# Start of Text provided

So I’ll do whatever I need to do to be at my optimal energy for the show. It’s all about balance. I am a writer as well, and part of the leadership of Equity and the Dramatists’ Guild, and I chair a few committees. I get up at 6:30 or 7 in the morning just naturally. When it occurred to me that I needed to be at my optimal energy 12 hours after I got up, I realized that I had to really be mindful of structuring my day for both physical and mental wellbeing. It took me months to set up the parameters so that I could do this.

I don’t do meetings on Mondays anymore because even if it’s a travel day or golden day; it’s a day off. I don’t do meetings after a certain time in the afternoon because I have to reset my body clock and take a little nap or be quiet. Now I don’t really do a lot of things after the show, except for on Sundays, and it seems super boring sometimes, but for me it’s all about making sure that I am at my peak performance level at all times. I’m proud to say that (as we speak) I’ve done every single performance of our run so far.

Lazzaretto: I want to talk about food on the road, because I think it’s particularly difficult to feel your best and to perform your best when you’re consistently eating out at garbage restaurants. I make it a priority to find a Whole Foods or Trader Joe’s in each city. I travel with a plate, a bowl and a kitchen knife so that I can have my normal diet, food that I would eat at home, in my hotel or in my Airbnb. And that helps me maintain my optimal body health for my show.

Johnson: Same. Exactly. It’s absolutely vital to do that.

Solomon: It has always been my experience that people who do what we do tend to be creatures of habit. We were touring with a lot of first-time-touring people, and it was really important for all of us to accept the limitations of touring as quickly as possible, to understand that for as much as you have a dedicated routine at home, there are realities to being on the road. The sooner you’re willing to figure out how to maintain as much of your routine, as many of the things that make you happy on a day-to-day basis, you should do that. For me, it’s light in hotels. I need there to be some light in my room, and I will go back to the front desk and ask for a room with better light.

# End of Text provided
# Start of Data lines

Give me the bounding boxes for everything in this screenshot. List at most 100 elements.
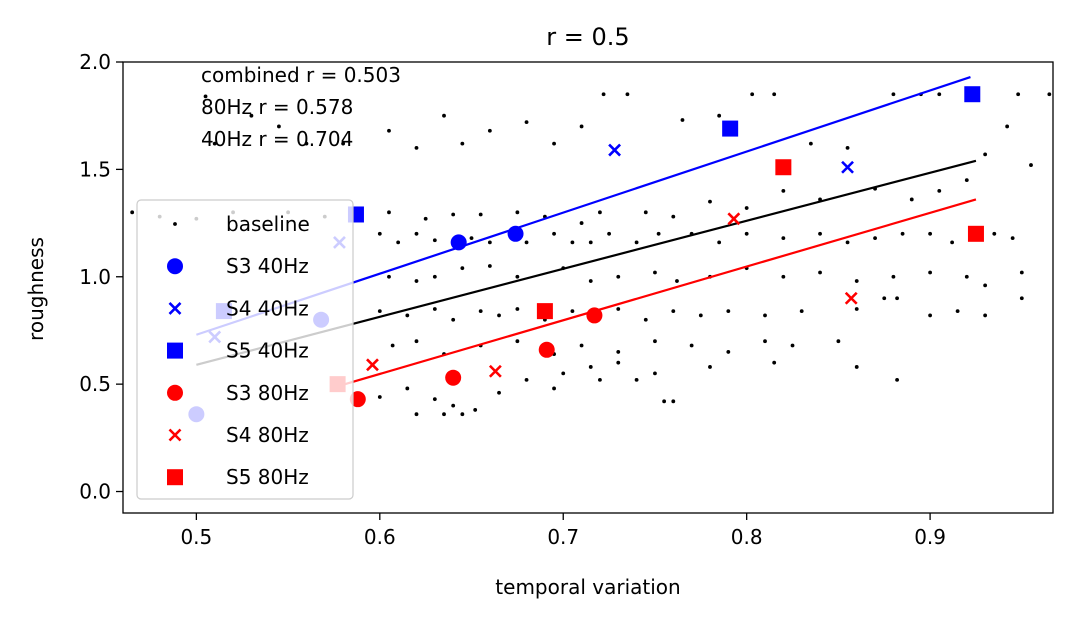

# End of Data lines

* [Exercise instructions]
• 1. Retype the interview passage between "Lazzaretto: I want" and "for my show.", inclusive.
• 2. Answer these questions from the interview:
(a) On which day of the week does the first speaker no longer do meetings?
(b) What three items does Lazzaretto travel with?
(c) What does Solomon ask the hotel front desk for?

* [The answers]
• 1.
Lazzaretto: I want to talk about food on the road, because I think it’s particularly difficult to feel your best and to perform your best when you’re consistently eating out at garbage restaurants. I make it a priority to find a Whole Foods or Trader Joe’s in each city. I travel with a plate, a bowl and a kitchen knife so that I can have my normal diet, food that I would eat at home, in my hotel or in my Airbnb. And that helps me maintain my optimal body health for my show.

• 2.
(a) Mondays
(b) A plate, a bowl and a kitchen knife
(c) A room with better light